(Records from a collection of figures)
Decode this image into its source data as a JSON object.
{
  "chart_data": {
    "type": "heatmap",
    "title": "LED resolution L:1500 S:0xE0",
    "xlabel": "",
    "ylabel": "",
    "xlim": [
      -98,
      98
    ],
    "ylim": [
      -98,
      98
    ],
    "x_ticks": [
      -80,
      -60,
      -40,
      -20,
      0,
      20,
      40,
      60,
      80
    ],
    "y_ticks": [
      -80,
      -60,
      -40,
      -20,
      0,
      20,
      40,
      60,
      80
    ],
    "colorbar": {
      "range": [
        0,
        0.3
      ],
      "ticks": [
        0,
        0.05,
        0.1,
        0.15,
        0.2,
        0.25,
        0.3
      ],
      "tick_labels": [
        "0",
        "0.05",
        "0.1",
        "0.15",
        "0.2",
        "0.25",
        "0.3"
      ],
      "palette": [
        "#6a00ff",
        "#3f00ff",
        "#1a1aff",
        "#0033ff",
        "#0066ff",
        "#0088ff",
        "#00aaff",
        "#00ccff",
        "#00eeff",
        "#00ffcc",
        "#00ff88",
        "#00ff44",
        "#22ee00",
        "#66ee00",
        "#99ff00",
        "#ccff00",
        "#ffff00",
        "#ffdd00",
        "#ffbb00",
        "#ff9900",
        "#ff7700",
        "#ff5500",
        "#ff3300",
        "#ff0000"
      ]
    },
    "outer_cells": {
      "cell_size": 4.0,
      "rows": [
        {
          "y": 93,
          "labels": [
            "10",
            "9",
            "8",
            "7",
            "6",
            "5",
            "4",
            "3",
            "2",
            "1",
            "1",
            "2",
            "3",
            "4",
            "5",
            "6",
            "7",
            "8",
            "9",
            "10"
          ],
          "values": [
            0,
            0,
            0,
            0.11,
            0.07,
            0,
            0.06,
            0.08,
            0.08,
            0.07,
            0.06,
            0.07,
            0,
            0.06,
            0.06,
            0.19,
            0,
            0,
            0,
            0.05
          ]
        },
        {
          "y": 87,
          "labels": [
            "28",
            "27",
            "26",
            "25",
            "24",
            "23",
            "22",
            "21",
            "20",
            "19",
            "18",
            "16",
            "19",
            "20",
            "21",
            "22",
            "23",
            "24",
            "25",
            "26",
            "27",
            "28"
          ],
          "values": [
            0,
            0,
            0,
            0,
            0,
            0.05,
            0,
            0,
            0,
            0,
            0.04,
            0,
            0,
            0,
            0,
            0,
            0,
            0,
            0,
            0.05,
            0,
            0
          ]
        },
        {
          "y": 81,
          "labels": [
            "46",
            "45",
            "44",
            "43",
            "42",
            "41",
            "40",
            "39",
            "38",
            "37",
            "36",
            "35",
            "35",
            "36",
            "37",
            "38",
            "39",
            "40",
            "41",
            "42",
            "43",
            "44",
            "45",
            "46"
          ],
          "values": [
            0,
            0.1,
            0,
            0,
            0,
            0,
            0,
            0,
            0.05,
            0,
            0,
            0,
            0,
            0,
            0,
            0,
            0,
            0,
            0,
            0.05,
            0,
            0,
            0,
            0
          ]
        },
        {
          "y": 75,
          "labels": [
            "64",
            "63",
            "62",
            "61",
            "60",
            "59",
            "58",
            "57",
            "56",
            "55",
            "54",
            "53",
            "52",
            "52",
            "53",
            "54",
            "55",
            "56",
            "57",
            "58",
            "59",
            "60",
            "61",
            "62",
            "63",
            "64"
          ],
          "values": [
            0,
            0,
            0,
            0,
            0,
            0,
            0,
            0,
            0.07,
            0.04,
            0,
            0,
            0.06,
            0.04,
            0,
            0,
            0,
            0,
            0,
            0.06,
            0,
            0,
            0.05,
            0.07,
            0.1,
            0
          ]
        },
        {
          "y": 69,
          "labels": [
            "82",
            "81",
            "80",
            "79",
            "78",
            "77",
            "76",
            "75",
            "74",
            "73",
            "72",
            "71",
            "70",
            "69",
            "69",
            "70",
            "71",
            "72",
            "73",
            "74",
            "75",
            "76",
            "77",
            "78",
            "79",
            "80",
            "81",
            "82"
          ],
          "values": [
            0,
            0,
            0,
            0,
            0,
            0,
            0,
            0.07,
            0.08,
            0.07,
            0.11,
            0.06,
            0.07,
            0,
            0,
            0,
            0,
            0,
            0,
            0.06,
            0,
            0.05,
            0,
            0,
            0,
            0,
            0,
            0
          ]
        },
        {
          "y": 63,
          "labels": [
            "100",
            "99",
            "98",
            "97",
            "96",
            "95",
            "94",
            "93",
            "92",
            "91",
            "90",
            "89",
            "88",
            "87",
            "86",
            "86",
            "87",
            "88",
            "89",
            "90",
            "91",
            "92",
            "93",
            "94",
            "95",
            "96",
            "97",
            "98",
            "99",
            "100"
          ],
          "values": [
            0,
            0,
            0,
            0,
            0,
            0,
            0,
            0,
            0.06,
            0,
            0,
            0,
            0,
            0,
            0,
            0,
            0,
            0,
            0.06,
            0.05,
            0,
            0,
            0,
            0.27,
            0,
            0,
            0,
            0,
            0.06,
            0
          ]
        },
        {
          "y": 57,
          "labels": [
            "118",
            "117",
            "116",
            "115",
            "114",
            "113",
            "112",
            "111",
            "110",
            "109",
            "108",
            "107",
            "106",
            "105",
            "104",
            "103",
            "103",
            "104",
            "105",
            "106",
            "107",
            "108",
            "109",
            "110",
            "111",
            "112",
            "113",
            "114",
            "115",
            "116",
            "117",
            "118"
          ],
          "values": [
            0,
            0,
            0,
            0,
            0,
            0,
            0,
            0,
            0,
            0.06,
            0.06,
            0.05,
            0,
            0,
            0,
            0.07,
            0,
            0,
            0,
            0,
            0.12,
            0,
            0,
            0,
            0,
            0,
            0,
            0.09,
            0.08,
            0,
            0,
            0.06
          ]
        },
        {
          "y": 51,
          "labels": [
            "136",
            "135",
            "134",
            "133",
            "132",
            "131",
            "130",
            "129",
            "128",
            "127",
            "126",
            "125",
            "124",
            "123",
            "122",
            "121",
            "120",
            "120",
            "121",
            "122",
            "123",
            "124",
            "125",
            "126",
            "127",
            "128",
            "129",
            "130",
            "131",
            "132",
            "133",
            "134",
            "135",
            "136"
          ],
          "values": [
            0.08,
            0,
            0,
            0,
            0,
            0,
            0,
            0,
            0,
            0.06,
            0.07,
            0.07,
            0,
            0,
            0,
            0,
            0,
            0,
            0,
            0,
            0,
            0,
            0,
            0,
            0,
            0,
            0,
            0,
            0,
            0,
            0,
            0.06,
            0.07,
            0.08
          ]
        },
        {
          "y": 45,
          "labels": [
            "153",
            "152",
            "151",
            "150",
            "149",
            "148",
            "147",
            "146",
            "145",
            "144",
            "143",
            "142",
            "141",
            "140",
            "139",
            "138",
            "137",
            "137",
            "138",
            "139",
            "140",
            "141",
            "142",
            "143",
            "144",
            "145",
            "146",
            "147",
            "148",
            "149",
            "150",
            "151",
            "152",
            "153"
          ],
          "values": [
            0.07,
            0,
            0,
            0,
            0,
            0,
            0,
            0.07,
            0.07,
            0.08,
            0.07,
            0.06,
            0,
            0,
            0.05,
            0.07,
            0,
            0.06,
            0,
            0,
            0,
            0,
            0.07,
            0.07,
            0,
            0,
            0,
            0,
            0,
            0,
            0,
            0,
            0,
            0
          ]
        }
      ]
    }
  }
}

Stated exercise: All of the entries must be quoted exactly; please include each one.

Result for this exercise:
Decode this image into its source data as a JSON object.
{
  "chart_data": {
    "type": "heatmap",
    "title": "LED resolution L:1500 S:0xE0",
    "xlabel": "",
    "ylabel": "",
    "xlim": [
      -98,
      98
    ],
    "ylim": [
      -98,
      98
    ],
    "x_ticks": [
      -80,
      -60,
      -40,
      -20,
      0,
      20,
      40,
      60,
      80
    ],
    "y_ticks": [
      -80,
      -60,
      -40,
      -20,
      0,
      20,
      40,
      60,
      80
    ],
    "colorbar": {
      "range": [
        0,
        0.3
      ],
      "ticks": [
        0,
        0.05,
        0.1,
        0.15,
        0.2,
        0.25,
        0.3
      ],
      "tick_labels": [
        "0",
        "0.05",
        "0.1",
        "0.15",
        "0.2",
        "0.25",
        "0.3"
      ],
      "palette": [
        "#6a00ff",
        "#3f00ff",
        "#1a1aff",
        "#0033ff",
        "#0066ff",
        "#0088ff",
        "#00aaff",
        "#00ccff",
        "#00eeff",
        "#00ffcc",
        "#00ff88",
        "#00ff44",
        "#22ee00",
        "#66ee00",
        "#99ff00",
        "#ccff00",
        "#ffff00",
        "#ffdd00",
        "#ffbb00",
        "#ff9900",
        "#ff7700",
        "#ff5500",
        "#ff3300",
        "#ff0000"
      ]
    },
    "outer_cells": {
      "cell_size": 4.0,
      "rows": [
        {
          "y": 93,
          "labels": [
            "10",
            "9",
            "8",
            "7",
            "6",
            "5",
            "4",
            "3",
            "2",
            "1",
            "1",
            "2",
            "3",
            "4",
            "5",
            "6",
            "7",
            "8",
            "9",
            "10"
          ],
          "values": [
            0,
            0,
            0,
            0.11,
            0.07,
            0,
            0.06,
            0.08,
            0.08,
            0.07,
            0.06,
            0.07,
            0,
            0.06,
            0.06,
            0.19,
            0,
            0,
            0,
            0.05
          ]
        },
        {
          "y": 87,
          "labels": [
            "28",
            "27",
            "26",
            "25",
            "24",
            "23",
            "22",
            "21",
            "20",
            "19",
            "18",
            "16",
            "19",
            "20",
            "21",
            "22",
            "23",
            "24",
            "25",
            "26",
            "27",
            "28"
          ],
          "values": [
            0,
            0,
            0,
            0,
            0,
            0.05,
            0,
            0,
            0,
            0,
            0.04,
            0,
            0,
            0,
            0,
            0,
            0,
            0,
            0,
            0.05,
            0,
            0
          ]
        },
        {
          "y": 81,
          "labels": [
            "46",
            "45",
            "44",
            "43",
            "42",
            "41",
            "40",
            "39",
            "38",
            "37",
            "36",
            "35",
            "35",
            "36",
            "37",
            "38",
            "39",
            "40",
            "41",
            "42",
            "43",
            "44",
            "45",
            "46"
          ],
          "values": [
            0,
            0.1,
            0,
            0,
            0,
            0,
            0,
            0,
            0.05,
            0,
            0,
            0,
            0,
            0,
            0,
            0,
            0,
            0,
            0,
            0.05,
            0,
            0,
            0,
            0
          ]
        },
        {
          "y": 75,
          "labels": [
            "64",
            "63",
            "62",
            "61",
            "60",
            "59",
            "58",
            "57",
            "56",
            "55",
            "54",
            "53",
            "52",
            "52",
            "53",
            "54",
            "55",
            "56",
            "57",
            "58",
            "59",
            "60",
            "61",
            "62",
            "63",
            "64"
          ],
          "values": [
            0,
            0,
            0,
            0,
            0,
            0,
            0,
            0,
            0.07,
            0.04,
            0,
            0,
            0.06,
            0.04,
            0,
            0,
            0,
            0,
            0,
            0.06,
            0,
            0,
            0.05,
            0.07,
            0.1,
            0
          ]
        },
        {
          "y": 69,
          "labels": [
            "82",
            "81",
            "80",
            "79",
            "78",
            "77",
            "76",
            "75",
            "74",
            "73",
            "72",
            "71",
            "70",
            "69",
            "69",
            "70",
            "71",
            "72",
            "73",
            "74",
            "75",
            "76",
            "77",
            "78",
            "79",
            "80",
            "81",
            "82"
          ],
          "values": [
            0,
            0,
            0,
            0,
            0,
            0,
            0,
            0.07,
            0.08,
            0.07,
            0.11,
            0.06,
            0.07,
            0,
            0,
            0,
            0,
            0,
            0,
            0.06,
            0,
            0.05,
            0,
            0,
            0,
            0,
            0,
            0
          ]
        },
        {
          "y": 63,
          "labels": [
            "100",
            "99",
            "98",
            "97",
            "96",
            "95",
            "94",
            "93",
            "92",
            "91",
            "90",
            "89",
            "88",
            "87",
            "86",
            "86",
            "87",
            "88",
            "89",
            "90",
            "91",
            "92",
            "93",
            "94",
            "95",
            "96",
            "97",
            "98",
            "99",
            "100"
          ],
          "values": [
            0,
            0,
            0,
            0,
            0,
            0,
            0,
            0,
            0.06,
            0,
            0,
            0,
            0,
            0,
            0,
            0,
            0,
            0,
            0.06,
            0.05,
            0,
            0,
            0,
            0.27,
            0,
            0,
            0,
            0,
            0.06,
            0
          ]
        },
        {
          "y": 57,
          "labels": [
            "118",
            "117",
            "116",
            "115",
            "114",
            "113",
            "112",
            "111",
            "110",
            "109",
            "108",
            "107",
            "106",
            "105",
            "104",
            "103",
            "103",
            "104",
            "105",
            "106",
            "107",
            "108",
            "109",
            "110",
            "111",
            "112",
            "113",
            "114",
            "115",
            "116",
            "117",
            "118"
          ],
          "values": [
            0,
            0,
            0,
            0,
            0,
            0,
            0,
            0,
            0,
            0.06,
            0.06,
            0.05,
            0,
            0,
            0,
            0.07,
            0,
            0,
            0,
            0,
            0.12,
            0,
            0,
            0,
            0,
            0,
            0,
            0.09,
            0.08,
            0,
            0,
            0.06
          ]
        },
        {
          "y": 51,
          "labels": [
            "136",
            "135",
            "134",
            "133",
            "132",
            "131",
            "130",
            "129",
            "128",
            "127",
            "126",
            "125",
            "124",
            "123",
            "122",
            "121",
            "120",
            "120",
            "121",
            "122",
            "123",
            "124",
            "125",
            "126",
            "127",
            "128",
            "129",
            "130",
            "131",
            "132",
            "133",
            "134",
            "135",
            "136"
          ],
          "values": [
            0.08,
            0,
            0,
            0,
            0,
            0,
            0,
            0,
            0,
            0.06,
            0.07,
            0.07,
            0,
            0,
            0,
            0,
            0,
            0,
            0,
            0,
            0,
            0,
            0,
            0,
            0,
            0,
            0,
            0,
            0,
            0,
            0,
            0.06,
            0.07,
            0.08
          ]
        },
        {
          "y": 45,
          "labels": [
            "153",
            "152",
            "151",
            "150",
            "149",
            "148",
            "147",
            "146",
            "145",
            "144",
            "143",
            "142",
            "141",
            "140",
            "139",
            "138",
            "137",
            "137",
            "138",
            "139",
            "140",
            "141",
            "142",
            "143",
            "144",
            "145",
            "146",
            "147",
            "148",
            "149",
            "150",
            "151",
            "152",
            "153"
          ],
          "values": [
            0.07,
            0,
            0,
            0,
            0,
            0,
            0,
            0.07,
            0.07,
            0.08,
            0.07,
            0.06,
            0,
            0,
            0.05,
            0.07,
            0,
            0.06,
            0,
            0,
            0,
            0,
            0.07,
            0.07,
            0,
            0,
            0,
            0,
            0,
            0,
            0,
            0,
            0,
            0
          ]
        }
      ]
    }
  }
}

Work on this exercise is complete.